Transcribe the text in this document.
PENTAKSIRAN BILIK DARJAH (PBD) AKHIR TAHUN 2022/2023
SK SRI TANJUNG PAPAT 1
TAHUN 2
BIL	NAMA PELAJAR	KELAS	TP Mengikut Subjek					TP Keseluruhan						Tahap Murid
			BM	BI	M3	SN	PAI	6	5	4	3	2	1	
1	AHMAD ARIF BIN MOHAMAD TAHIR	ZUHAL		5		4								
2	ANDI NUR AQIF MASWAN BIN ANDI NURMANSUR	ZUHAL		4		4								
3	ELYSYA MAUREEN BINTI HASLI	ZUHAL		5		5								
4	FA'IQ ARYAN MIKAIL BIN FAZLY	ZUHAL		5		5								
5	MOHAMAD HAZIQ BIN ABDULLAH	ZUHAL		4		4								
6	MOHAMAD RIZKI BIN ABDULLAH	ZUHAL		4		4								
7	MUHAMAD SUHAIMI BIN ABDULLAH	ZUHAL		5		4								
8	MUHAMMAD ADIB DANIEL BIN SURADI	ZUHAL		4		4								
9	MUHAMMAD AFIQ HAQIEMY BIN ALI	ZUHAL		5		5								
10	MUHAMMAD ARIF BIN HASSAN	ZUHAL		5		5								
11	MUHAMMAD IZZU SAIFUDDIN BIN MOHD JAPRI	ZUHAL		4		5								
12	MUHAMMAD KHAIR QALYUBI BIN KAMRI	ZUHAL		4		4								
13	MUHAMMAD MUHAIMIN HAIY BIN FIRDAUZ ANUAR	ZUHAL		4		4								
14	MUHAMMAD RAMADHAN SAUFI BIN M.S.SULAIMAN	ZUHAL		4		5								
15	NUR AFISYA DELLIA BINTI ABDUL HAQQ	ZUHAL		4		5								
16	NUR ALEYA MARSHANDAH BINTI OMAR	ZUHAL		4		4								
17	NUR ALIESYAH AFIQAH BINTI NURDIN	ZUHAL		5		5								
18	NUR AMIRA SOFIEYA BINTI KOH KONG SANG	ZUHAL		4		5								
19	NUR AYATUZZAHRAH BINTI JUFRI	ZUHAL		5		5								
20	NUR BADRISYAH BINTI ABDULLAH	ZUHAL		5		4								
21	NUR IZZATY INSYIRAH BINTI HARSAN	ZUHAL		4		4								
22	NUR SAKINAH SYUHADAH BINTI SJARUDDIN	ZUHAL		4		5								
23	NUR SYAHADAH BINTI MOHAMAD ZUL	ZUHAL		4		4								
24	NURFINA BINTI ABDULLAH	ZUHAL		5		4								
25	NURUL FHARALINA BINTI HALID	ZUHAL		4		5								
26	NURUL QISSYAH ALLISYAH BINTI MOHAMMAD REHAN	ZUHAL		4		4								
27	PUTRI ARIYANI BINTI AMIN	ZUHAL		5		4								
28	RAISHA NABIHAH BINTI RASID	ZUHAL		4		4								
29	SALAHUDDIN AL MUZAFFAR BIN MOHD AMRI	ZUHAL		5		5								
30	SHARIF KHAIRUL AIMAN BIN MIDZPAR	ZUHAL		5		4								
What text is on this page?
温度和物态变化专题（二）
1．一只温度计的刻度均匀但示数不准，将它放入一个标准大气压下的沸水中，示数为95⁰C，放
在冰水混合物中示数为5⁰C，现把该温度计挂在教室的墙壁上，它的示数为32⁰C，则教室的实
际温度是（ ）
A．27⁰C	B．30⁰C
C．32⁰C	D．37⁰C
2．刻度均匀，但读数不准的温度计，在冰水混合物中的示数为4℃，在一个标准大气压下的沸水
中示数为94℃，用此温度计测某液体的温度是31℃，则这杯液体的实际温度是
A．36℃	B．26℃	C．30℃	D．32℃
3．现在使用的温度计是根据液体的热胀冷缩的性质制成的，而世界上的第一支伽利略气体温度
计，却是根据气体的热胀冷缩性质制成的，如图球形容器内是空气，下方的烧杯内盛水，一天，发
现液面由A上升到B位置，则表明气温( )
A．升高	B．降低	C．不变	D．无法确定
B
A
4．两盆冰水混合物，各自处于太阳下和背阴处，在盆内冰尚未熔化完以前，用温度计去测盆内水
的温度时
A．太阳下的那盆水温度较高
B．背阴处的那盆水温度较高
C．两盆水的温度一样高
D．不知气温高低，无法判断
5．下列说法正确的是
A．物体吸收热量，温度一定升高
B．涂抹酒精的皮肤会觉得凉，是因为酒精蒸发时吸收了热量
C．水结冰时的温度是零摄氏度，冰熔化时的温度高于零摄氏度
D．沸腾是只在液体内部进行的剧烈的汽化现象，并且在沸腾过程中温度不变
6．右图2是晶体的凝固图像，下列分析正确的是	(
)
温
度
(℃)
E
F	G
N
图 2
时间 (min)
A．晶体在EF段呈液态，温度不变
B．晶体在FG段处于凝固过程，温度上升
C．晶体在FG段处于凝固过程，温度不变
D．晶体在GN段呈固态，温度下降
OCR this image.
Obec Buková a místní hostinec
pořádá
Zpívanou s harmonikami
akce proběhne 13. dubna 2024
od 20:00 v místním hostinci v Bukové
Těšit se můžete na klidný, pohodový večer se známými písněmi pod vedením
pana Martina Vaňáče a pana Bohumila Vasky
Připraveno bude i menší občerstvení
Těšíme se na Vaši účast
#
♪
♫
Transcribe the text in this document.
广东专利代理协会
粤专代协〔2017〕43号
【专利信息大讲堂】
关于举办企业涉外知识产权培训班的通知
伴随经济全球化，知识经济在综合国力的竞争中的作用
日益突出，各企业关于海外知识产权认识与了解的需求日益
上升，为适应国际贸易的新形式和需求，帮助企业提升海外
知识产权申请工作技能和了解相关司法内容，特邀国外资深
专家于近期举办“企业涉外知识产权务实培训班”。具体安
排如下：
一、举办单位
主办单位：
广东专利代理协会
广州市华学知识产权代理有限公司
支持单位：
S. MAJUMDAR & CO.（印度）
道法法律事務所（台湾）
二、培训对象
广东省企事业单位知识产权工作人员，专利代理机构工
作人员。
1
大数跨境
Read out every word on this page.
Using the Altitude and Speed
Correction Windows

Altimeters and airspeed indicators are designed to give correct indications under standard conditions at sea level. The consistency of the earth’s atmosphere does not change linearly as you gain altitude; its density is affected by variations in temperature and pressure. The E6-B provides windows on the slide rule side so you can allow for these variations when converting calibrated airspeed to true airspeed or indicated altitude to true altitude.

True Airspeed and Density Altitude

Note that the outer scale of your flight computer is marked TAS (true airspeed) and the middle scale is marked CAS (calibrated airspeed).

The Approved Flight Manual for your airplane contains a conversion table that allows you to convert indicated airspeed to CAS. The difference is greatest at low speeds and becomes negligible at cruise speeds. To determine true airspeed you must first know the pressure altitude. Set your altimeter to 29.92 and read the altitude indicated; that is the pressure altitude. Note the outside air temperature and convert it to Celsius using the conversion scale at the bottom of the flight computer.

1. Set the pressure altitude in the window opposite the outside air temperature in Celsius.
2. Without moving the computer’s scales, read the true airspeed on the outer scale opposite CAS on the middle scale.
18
● ● ●
Goal:
Print the entries exactly. Include every one.

Exercise solution:
Transcribe the text in this document.
PENTAKSIRAN BILIK DARJAH (PBD) AKHIR TAHUN 2022/2023
SK SRI TANJUNG PAPAT 1
TAHUN 2
BIL	NAMA PELAJAR	KELAS	TP Mengikut Subjek					TP Keseluruhan						Tahap Murid
			BM	BI	M3	SN	PAI	6	5	4	3	2	1	
1	AHMAD ARIF BIN MOHAMAD TAHIR	ZUHAL		5		4								
2	ANDI NUR AQIF MASWAN BIN ANDI NURMANSUR	ZUHAL		4		4								
3	ELYSYA MAUREEN BINTI HASLI	ZUHAL		5		5								
4	FA'IQ ARYAN MIKAIL BIN FAZLY	ZUHAL		5		5								
5	MOHAMAD HAZIQ BIN ABDULLAH	ZUHAL		4		4								
6	MOHAMAD RIZKI BIN ABDULLAH	ZUHAL		4		4								
7	MUHAMAD SUHAIMI BIN ABDULLAH	ZUHAL		5		4								
8	MUHAMMAD ADIB DANIEL BIN SURADI	ZUHAL		4		4								
9	MUHAMMAD AFIQ HAQIEMY BIN ALI	ZUHAL		5		5								
10	MUHAMMAD ARIF BIN HASSAN	ZUHAL		5		5								
11	MUHAMMAD IZZU SAIFUDDIN BIN MOHD JAPRI	ZUHAL		4		5								
12	MUHAMMAD KHAIR QALYUBI BIN KAMRI	ZUHAL		4		4								
13	MUHAMMAD MUHAIMIN HAIY BIN FIRDAUZ ANUAR	ZUHAL		4		4								
14	MUHAMMAD RAMADHAN SAUFI BIN M.S.SULAIMAN	ZUHAL		4		5								
15	NUR AFISYA DELLIA BINTI ABDUL HAQQ	ZUHAL		4		5								
16	NUR ALEYA MARSHANDAH BINTI OMAR	ZUHAL		4		4								
17	NUR ALIESYAH AFIQAH BINTI NURDIN	ZUHAL		5		5								
18	NUR AMIRA SOFIEYA BINTI KOH KONG SANG	ZUHAL		4		5								
19	NUR AYATUZZAHRAH BINTI JUFRI	ZUHAL		5		5								
20	NUR BADRISYAH BINTI ABDULLAH	ZUHAL		5		4								
21	NUR IZZATY INSYIRAH BINTI HARSAN	ZUHAL		4		4								
22	NUR SAKINAH SYUHADAH BINTI SJARUDDIN	ZUHAL		4		5								
23	NUR SYAHADAH BINTI MOHAMAD ZUL	ZUHAL		4		4								
24	NURFINA BINTI ABDULLAH	ZUHAL		5		4								
25	NURUL FHARALINA BINTI HALID	ZUHAL		4		5								
26	NURUL QISSYAH ALLISYAH BINTI MOHAMMAD REHAN	ZUHAL		4		4								
27	PUTRI ARIYANI BINTI AMIN	ZUHAL		5		4								
28	RAISHA NABIHAH BINTI RASID	ZUHAL		4		4								
29	SALAHUDDIN AL MUZAFFAR BIN MOHD AMRI	ZUHAL		5		5								
30	SHARIF KHAIRUL AIMAN BIN MIDZPAR	ZUHAL		5		4								
What text is on this page?
温度和物态变化专题（二）
1．一只温度计的刻度均匀但示数不准，将它放入一个标准大气压下的沸水中，示数为95⁰C，放
在冰水混合物中示数为5⁰C，现把该温度计挂在教室的墙壁上，它的示数为32⁰C，则教室的实
际温度是（ ）
A．27⁰C	B．30⁰C
C．32⁰C	D．37⁰C
2．刻度均匀，但读数不准的温度计，在冰水混合物中的示数为4℃，在一个标准大气压下的沸水
中示数为94℃，用此温度计测某液体的温度是31℃，则这杯液体的实际温度是
A．36℃	B．26℃	C．30℃	D．32℃
3．现在使用的温度计是根据液体的热胀冷缩的性质制成的，而世界上的第一支伽利略气体温度
计，却是根据气体的热胀冷缩性质制成的，如图球形容器内是空气，下方的烧杯内盛水，一天，发
现液面由A上升到B位置，则表明气温( )
A．升高	B．降低	C．不变	D．无法确定
B
A
4．两盆冰水混合物，各自处于太阳下和背阴处，在盆内冰尚未熔化完以前，用温度计去测盆内水
的温度时
A．太阳下的那盆水温度较高
B．背阴处的那盆水温度较高
C．两盆水的温度一样高
D．不知气温高低，无法判断
5．下列说法正确的是
A．物体吸收热量，温度一定升高
B．涂抹酒精的皮肤会觉得凉，是因为酒精蒸发时吸收了热量
C．水结冰时的温度是零摄氏度，冰熔化时的温度高于零摄氏度
D．沸腾是只在液体内部进行的剧烈的汽化现象，并且在沸腾过程中温度不变
6．右图2是晶体的凝固图像，下列分析正确的是	(
)
温
度
(℃)
E
F	G
N
图 2
时间 (min)
A．晶体在EF段呈液态，温度不变
B．晶体在FG段处于凝固过程，温度上升
C．晶体在FG段处于凝固过程，温度不变
D．晶体在GN段呈固态，温度下降
OCR this image.
Obec Buková a místní hostinec
pořádá
Zpívanou s harmonikami
akce proběhne 13. dubna 2024
od 20:00 v místním hostinci v Bukové
Těšit se můžete na klidný, pohodový večer se známými písněmi pod vedením
pana Martina Vaňáče a pana Bohumila Vasky
Připraveno bude i menší občerstvení
Těšíme se na Vaši účast
#
♪
♫
Transcribe the text in this document.
广东专利代理协会
粤专代协〔2017〕43号
【专利信息大讲堂】
关于举办企业涉外知识产权培训班的通知
伴随经济全球化，知识经济在综合国力的竞争中的作用
日益突出，各企业关于海外知识产权认识与了解的需求日益
上升，为适应国际贸易的新形式和需求，帮助企业提升海外
知识产权申请工作技能和了解相关司法内容，特邀国外资深
专家于近期举办“企业涉外知识产权务实培训班”。具体安
排如下：
一、举办单位
主办单位：
广东专利代理协会
广州市华学知识产权代理有限公司
支持单位：
S. MAJUMDAR & CO.（印度）
道法法律事務所（台湾）
二、培训对象
广东省企事业单位知识产权工作人员，专利代理机构工
作人员。
1
大数跨境
Read out every word on this page.
Using the Altitude and Speed
Correction Windows

Altimeters and airspeed indicators are designed to give correct indications under standard conditions at sea level. The consistency of the earth’s atmosphere does not change linearly as you gain altitude; its density is affected by variations in temperature and pressure. The E6-B provides windows on the slide rule side so you can allow for these variations when converting calibrated airspeed to true airspeed or indicated altitude to true altitude.

True Airspeed and Density Altitude

Note that the outer scale of your flight computer is marked TAS (true airspeed) and the middle scale is marked CAS (calibrated airspeed).

The Approved Flight Manual for your airplane contains a conversion table that allows you to convert indicated airspeed to CAS. The difference is greatest at low speeds and becomes negligible at cruise speeds. To determine true airspeed you must first know the pressure altitude. Set your altimeter to 29.92 and read the altitude indicated; that is the pressure altitude. Note the outside air temperature and convert it to Celsius using the conversion scale at the bottom of the flight computer.

1. Set the pressure altitude in the window opposite the outside air temperature in Celsius.
2. Without moving the computer’s scales, read the true airspeed on the outer scale opposite CAS on the middle scale.
18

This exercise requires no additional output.